● **REQUISITO 1**:
No texto fornecido, quais atores atuam como balanceadores no cenário da Guerra Fria 2.0?

● **TEXTO FORNECIDO**:
Cenários Futuros diante desse, admirável mundo novo, três caminhos são possíveis:  

1. Guerra Fria 2.0: EUA e China dividem o mundo em esferas de influência, com Europa e BRICS como "balançeadores".  

2. Fragmentação caótica: A proliferação de moedas digitais, IA descentralizada, implosão de mercados comuns e queda da importância dos organismos mundiais multilaterais levam a um sistema sem líder claro, onde o poder do mais forte voltará a prevalecer.  

3. Multilateralismo reformado: EUA aceitam poder relativo e reformam instituições internacionais como a ONU, incluindo o Sul Global no Conselho de Segurança e dividindo a governança global de forma mais equânime.

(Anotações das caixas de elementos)
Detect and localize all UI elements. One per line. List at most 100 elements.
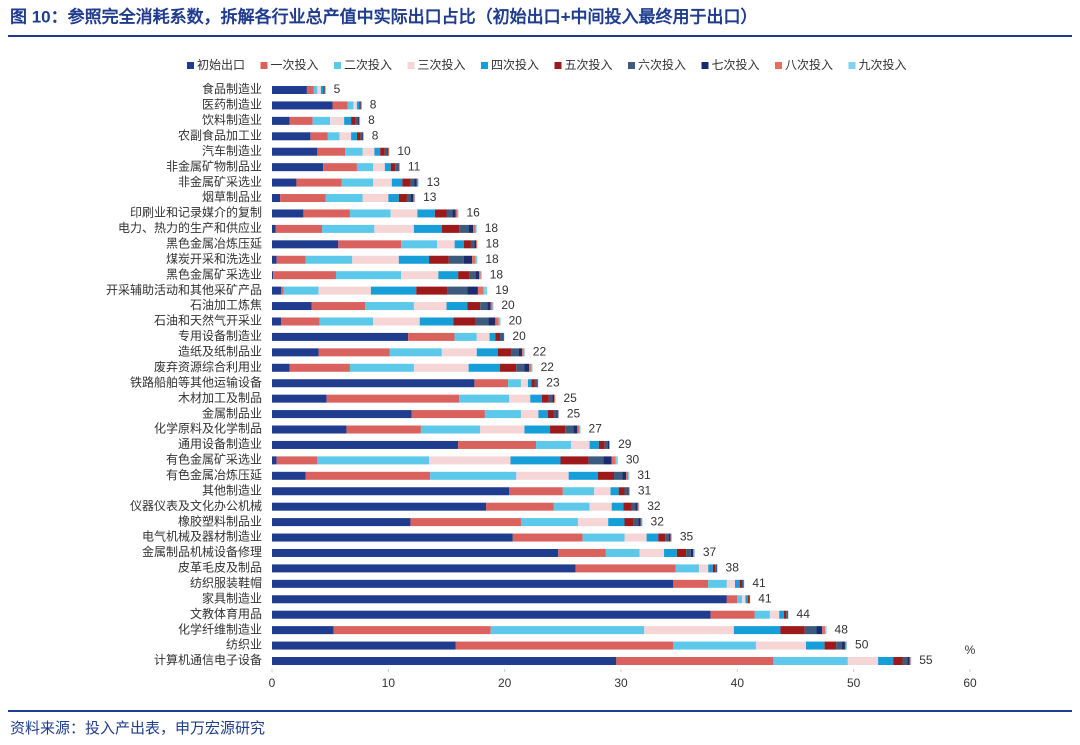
y-tick-label: 纺织业 [226,638,262,652]
bar-segment [644,626,734,634]
legend-label: 七次投入 [712,57,760,72]
bar-segment [609,441,610,449]
bar-segment [628,472,629,480]
bar-segment [470,271,476,279]
bar-segment [474,240,476,248]
bar-segment [272,657,616,665]
bar-segment [284,287,319,295]
bar-segment [344,117,351,125]
bar-segment [348,101,354,109]
bar-segment [561,456,589,464]
bar-segment [469,364,500,372]
bar-segment [272,534,513,542]
bar-segment [816,626,822,634]
bar-segment [272,209,303,217]
bar-segment [458,271,470,279]
bar-segment [401,271,438,279]
y-tick-label: 非金属矿物制品业 [166,158,262,173]
legend-swatch [555,62,562,69]
total-label: 35 [680,530,694,544]
bar-segment [289,117,312,125]
bar-segment [359,101,360,109]
bar-segment [359,117,360,125]
total-label: 25 [567,406,581,420]
bar-segment [272,611,711,619]
bar-segment [594,487,610,495]
bar-segment [486,503,553,511]
bar-segment [317,86,320,94]
bar-segment [272,456,277,464]
bar-segment [640,549,664,557]
bar-segment [414,302,447,310]
bar-segment [735,580,740,588]
bar-segment [779,611,784,619]
y-tick-label: 非金属矿采选业 [178,174,262,189]
y-tick-label: 皮革毛皮及制品 [178,561,262,575]
y-tick-label: 通用设备制造业 [178,437,262,451]
bar-segment [571,441,590,449]
y-tick-label: 电气机械及器材制造业 [142,529,262,544]
legend-label: 二次投入 [344,57,392,72]
bar-segment [414,364,469,372]
bar-segment [616,456,618,464]
bar-segment [500,333,502,341]
y-tick-label: 造纸及纸制品业 [178,345,262,359]
bar-segment [420,317,454,325]
bar-segment [362,132,363,140]
y-tick-label: 电力、热力的生产和供应业 [118,220,262,235]
bar-segment [491,626,645,634]
bar-segment [773,657,847,665]
bar-segment [576,564,676,572]
bar-segment [711,611,755,619]
x-tick-label: 50 [847,676,861,690]
bar-segment [352,256,399,264]
bar-segment [303,209,350,217]
bar-segment [619,487,625,495]
bar-segment [296,179,341,187]
bar-segment [893,657,902,665]
total-label: 16 [466,206,480,220]
total-label: 5 [334,82,341,96]
bar-segment [558,549,606,557]
bar-segment [786,611,787,619]
total-label: 32 [647,499,661,513]
bar-segment [522,348,524,356]
bar-segment [641,518,642,526]
bar-segment [272,225,275,233]
bar-segment [565,426,573,434]
bar-segment [552,395,554,403]
bar-segment [708,564,713,572]
y-tick-label: 仪器仪表及文化办公机械 [130,498,262,513]
total-label: 8 [370,98,377,112]
total-label: 18 [485,221,499,235]
bar-segment [563,487,594,495]
x-tick-label: 30 [614,676,628,690]
title: 图 10：参照完全消耗系数，拆解各行业总产值中实际出口占比（初始出口+中间投入最… [10,6,758,26]
total-label: 22 [533,345,547,359]
bar-segment [272,595,727,603]
bar-segment [360,132,362,140]
bar-segment [554,410,557,418]
bar-segment [521,410,538,418]
bar-segment [528,379,531,387]
bar-segment [350,364,414,372]
bar-segment [558,410,559,418]
bar-segment [312,302,366,310]
bar-segment [670,534,671,542]
bar-segment [699,564,708,572]
bar-segment [357,101,359,109]
total-label: 27 [589,422,603,436]
bar-segment [272,518,410,526]
bar-segment [479,271,481,279]
total-label: 18 [486,236,500,250]
bar-segment [911,657,912,665]
bar-segment [727,595,737,603]
bar-segment [469,225,474,233]
bar-segment [485,410,521,418]
bar-segment [623,503,631,511]
bar-segment [458,209,459,217]
bar-segment [472,256,475,264]
bar-segment [363,194,389,202]
bar-segment [756,642,806,650]
bar-segment [464,256,472,264]
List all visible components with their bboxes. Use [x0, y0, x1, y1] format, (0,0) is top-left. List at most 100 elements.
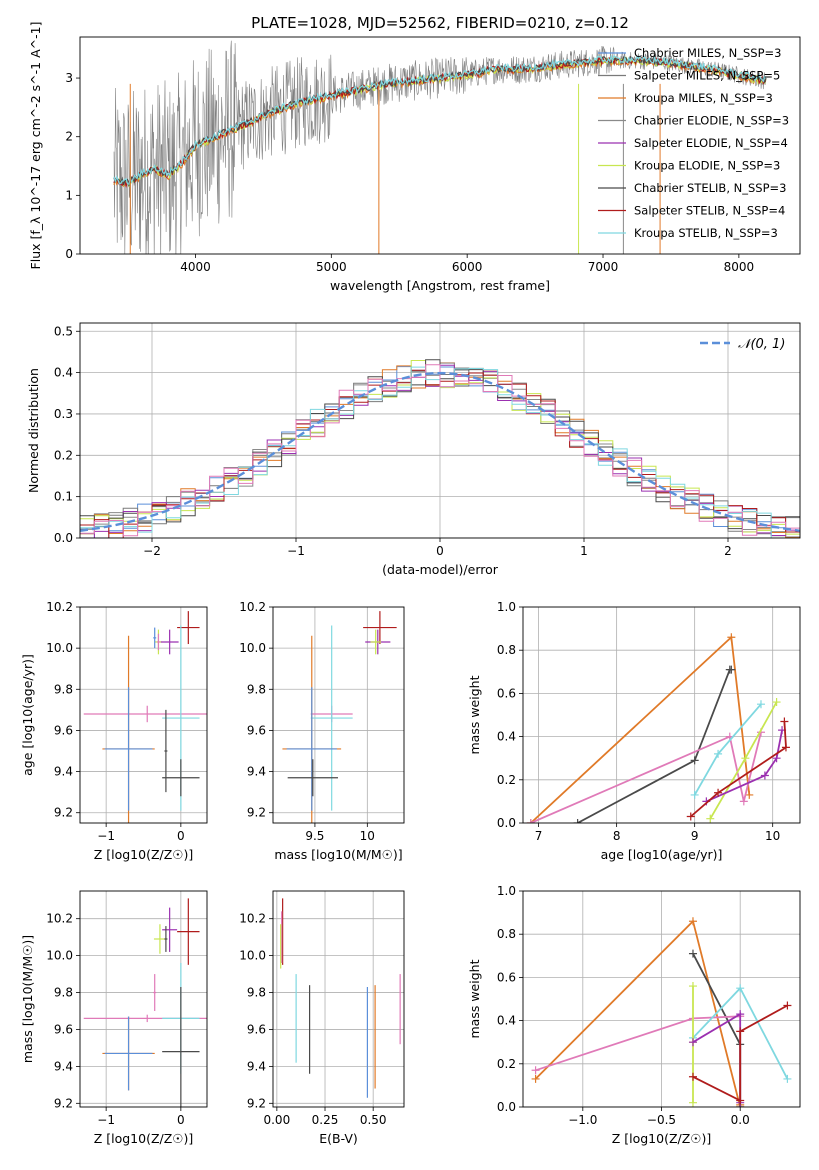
y-tick-label: 9.4 [54, 1059, 73, 1073]
mass-vs-ebv-panel: 0.00 0.25 0.50 9.2 9.4 9.6 9.8 10.0 10.2 E(B-V) [239, 890, 405, 1146]
weight-marker [688, 1098, 697, 1107]
y-tick-label: 9.2 [54, 806, 73, 820]
y-tick-label: 9.4 [247, 765, 266, 779]
figure-title: PLATE=1028, MJD=52562, FIBERID=0210, z=0… [251, 14, 629, 32]
weight-marker [706, 814, 715, 823]
grid [273, 607, 404, 823]
x-tick-label: 2 [724, 544, 732, 558]
y-tick-label: 9.6 [247, 723, 266, 737]
model-spectrum [113, 54, 767, 185]
weight-marker [727, 633, 736, 642]
x-tick-label: 10 [765, 829, 780, 843]
axes-frame [79, 606, 208, 824]
x-tick-label: 1 [580, 544, 588, 558]
weight-marker [531, 1074, 540, 1083]
axes-frame [272, 890, 405, 1108]
weight-marker [690, 790, 699, 799]
y-tick-label: 0.0 [54, 531, 73, 545]
y-axis-label: mass weight [467, 959, 482, 1038]
weight-marker [688, 1072, 697, 1081]
weight-marker [526, 819, 535, 823]
x-tick-label: 0.0 [731, 1113, 750, 1127]
weight-marker [741, 754, 750, 763]
axes-frame [522, 606, 801, 824]
y-tick-label: 0.8 [497, 927, 516, 941]
weight-marker [772, 698, 781, 707]
x-tick-label: −2 [143, 544, 161, 558]
y-tick-label: 10.2 [46, 600, 73, 614]
weight-line [534, 919, 742, 1107]
weight-marker [686, 812, 695, 821]
weight-marker [760, 771, 769, 780]
y-tick-label: 9.2 [54, 1096, 73, 1110]
weight-marker [736, 984, 745, 993]
plot-area [523, 607, 800, 823]
weight-marker [783, 1074, 792, 1083]
axes-frame [79, 322, 801, 539]
weight-marker [783, 1001, 792, 1010]
x-axis-label: Z [log10(Z/Z☉)] [612, 1131, 712, 1146]
legend-label: Kroupa ELODIE, N_SSP=3 [634, 159, 780, 173]
age-vs-metallicity-panel: −1 0 9.2 9.4 9.6 9.8 10.0 10.2 Z [log10(Z/Z☉)] ag… [20, 600, 208, 862]
y-tick-label: 10.0 [239, 949, 266, 963]
mass-weight-vs-metallicity-panel: −1.0 −0.5 0.0 0.0 0.2 0.4 0.6 0.8 1.0 Z [log10(Z/… [467, 884, 801, 1146]
weight-line [692, 1004, 788, 1102]
legend-label: Chabrier ELODIE, N_SSP=3 [634, 114, 789, 128]
weight-marker [736, 1010, 745, 1019]
y-tick-label: 0.2 [497, 1057, 516, 1071]
x-axis-label: E(B-V) [319, 1131, 358, 1146]
weight-marker [772, 754, 781, 763]
y-tick-label: 9.8 [247, 682, 266, 696]
histogram-steps [80, 364, 800, 537]
x-tick-label: 4000 [180, 260, 211, 274]
y-tick-label: 9.6 [54, 723, 73, 737]
weight-line [530, 732, 762, 823]
y-tick-label: 1.0 [497, 884, 516, 898]
weight-marker [690, 756, 699, 765]
weight-marker [714, 788, 723, 797]
y-tick-label: 0.0 [497, 816, 516, 830]
x-tick-label: −1.0 [568, 1113, 597, 1127]
x-tick-label: −1 [97, 1113, 115, 1127]
normal-curve [80, 371, 800, 532]
legend-label: Salpeter MILES, N_SSP=5 [634, 69, 780, 83]
weight-marker [688, 982, 697, 991]
weight-marker [688, 949, 697, 958]
x-tick-label: 9 [691, 829, 699, 843]
x-tick-label: −1 [287, 544, 305, 558]
y-tick-label: 9.6 [247, 1022, 266, 1036]
y-tick-label: 0.4 [54, 366, 73, 380]
plot-area [80, 607, 207, 823]
x-tick-label: 0.50 [360, 1113, 387, 1127]
y-tick-label: 0.8 [497, 643, 516, 657]
x-tick-label: −1 [97, 829, 115, 843]
y-tick-label: 0.2 [497, 773, 516, 787]
weight-marker [756, 700, 765, 709]
plot-area [273, 607, 404, 823]
y-tick-label: 0.4 [497, 1014, 516, 1028]
y-tick-label: 0.5 [54, 324, 73, 338]
x-axis-label: Z [log10(Z/Z☉)] [94, 1131, 194, 1146]
weight-marker [781, 743, 790, 752]
legend-label: Salpeter STELIB, N_SSP=4 [634, 204, 785, 218]
x-tick-label: 6000 [452, 260, 483, 274]
y-tick-label: 10.2 [239, 912, 266, 926]
x-tick-label: 0 [177, 1113, 185, 1127]
x-tick-label: 8000 [724, 260, 755, 274]
x-tick-label: 0 [177, 829, 185, 843]
x-axis-label: age [log10(age/yr)] [601, 847, 723, 862]
y-tick-label: 10.0 [46, 641, 73, 655]
y-axis-label: age [log10(age/yr)] [20, 654, 35, 776]
x-tick-label: 5000 [316, 260, 347, 274]
age-vs-mass-panel: 9.5 10 9.2 9.4 9.6 9.8 10.0 10.2 mass [log10(M/M… [239, 600, 405, 862]
x-tick-label: 10 [360, 829, 375, 843]
y-tick-label: 9.4 [54, 765, 73, 779]
grid [523, 891, 800, 1107]
y-tick-label: 0.2 [54, 448, 73, 462]
weight-line [535, 1015, 741, 1072]
spectrum-panel: 4000 5000 6000 7000 8000 0 1 2 3 wavelength [Angs… [28, 22, 801, 293]
y-tick-label: 0.4 [497, 730, 516, 744]
x-tick-label: 0.00 [263, 1113, 290, 1127]
y-tick-label: 0.1 [54, 490, 73, 504]
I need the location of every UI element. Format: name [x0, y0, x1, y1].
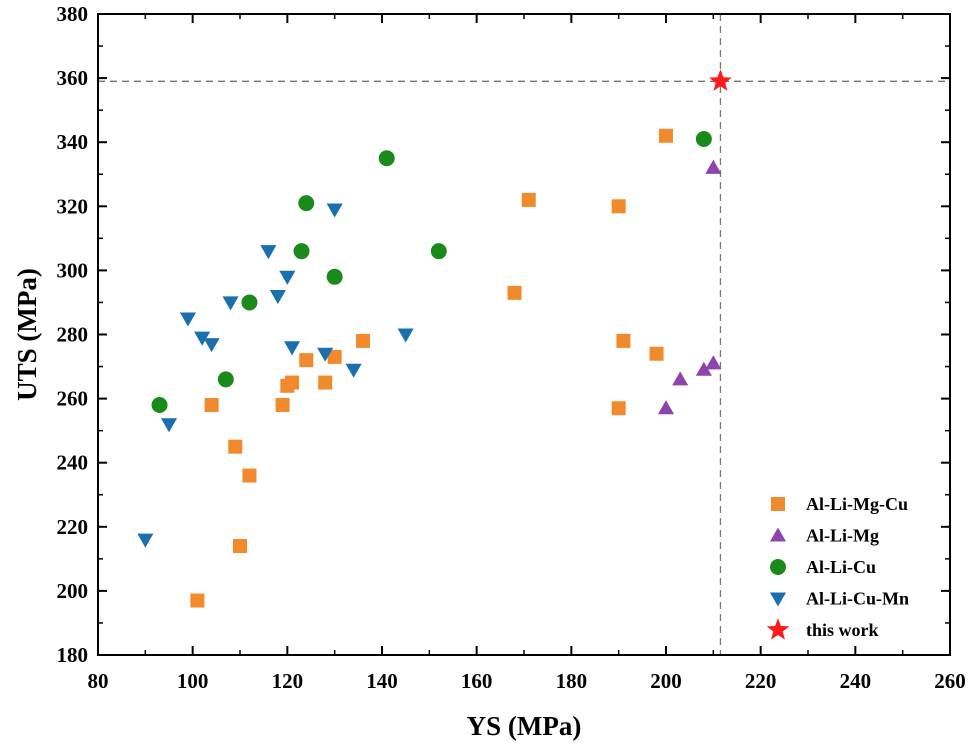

● **REQUISITO 2**:
Organize em lista numerada as linhas das entradas, desde a linha que contém "y-tick-label: 纺织业 [226,638,262,652]" até a linha que contém "bar-segment [284,287,319,295]", omitindo as linhas em branco.

● **RESPOSTA COMPLETA 1**:
Europa e BRICS.

● **RESPOSTA COMPLETA 2**:
1. y-tick-label: 纺织业 [226,638,262,652]
2. bar-segment [644,626,734,634]
3. legend-label: 七次投入 [712,57,760,72]
4. bar-segment [609,441,610,449]
5. bar-segment [628,472,629,480]
6. bar-segment [470,271,476,279]
7. bar-segment [474,240,476,248]
8. bar-segment [272,657,616,665]
9. bar-segment [284,287,319,295]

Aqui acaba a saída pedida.